**BRIEF:**
All entries are to be given again verbatim.

(Extracted records)
-- Begin --

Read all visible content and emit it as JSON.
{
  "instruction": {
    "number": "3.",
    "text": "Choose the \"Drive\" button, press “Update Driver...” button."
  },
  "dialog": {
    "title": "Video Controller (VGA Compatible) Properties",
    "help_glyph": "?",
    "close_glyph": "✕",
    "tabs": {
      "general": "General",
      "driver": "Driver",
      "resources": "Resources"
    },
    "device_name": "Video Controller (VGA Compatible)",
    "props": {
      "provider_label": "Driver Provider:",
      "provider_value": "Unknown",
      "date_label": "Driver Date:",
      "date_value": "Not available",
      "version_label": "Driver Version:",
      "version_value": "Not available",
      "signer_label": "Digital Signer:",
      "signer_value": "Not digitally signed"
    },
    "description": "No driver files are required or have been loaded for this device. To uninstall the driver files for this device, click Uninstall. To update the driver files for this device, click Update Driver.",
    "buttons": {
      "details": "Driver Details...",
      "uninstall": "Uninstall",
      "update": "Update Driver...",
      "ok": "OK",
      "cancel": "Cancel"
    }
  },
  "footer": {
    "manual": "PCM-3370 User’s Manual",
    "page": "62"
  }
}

-- End --

**EXERCISE RESPONSE:**
Read all visible content and emit it as JSON.
{
  "instruction": {
    "number": "3.",
    "text": "Choose the \"Drive\" button, press “Update Driver...” button."
  },
  "dialog": {
    "title": "Video Controller (VGA Compatible) Properties",
    "help_glyph": "?",
    "close_glyph": "✕",
    "tabs": {
      "general": "General",
      "driver": "Driver",
      "resources": "Resources"
    },
    "device_name": "Video Controller (VGA Compatible)",
    "props": {
      "provider_label": "Driver Provider:",
      "provider_value": "Unknown",
      "date_label": "Driver Date:",
      "date_value": "Not available",
      "version_label": "Driver Version:",
      "version_value": "Not available",
      "signer_label": "Digital Signer:",
      "signer_value": "Not digitally signed"
    },
    "description": "No driver files are required or have been loaded for this device. To uninstall the driver files for this device, click Uninstall. To update the driver files for this device, click Update Driver.",
    "buttons": {
      "details": "Driver Details...",
      "uninstall": "Uninstall",
      "update": "Update Driver...",
      "ok": "OK",
      "cancel": "Cancel"
    }
  },
  "footer": {
    "manual": "PCM-3370 User’s Manual",
    "page": "62"
  }
}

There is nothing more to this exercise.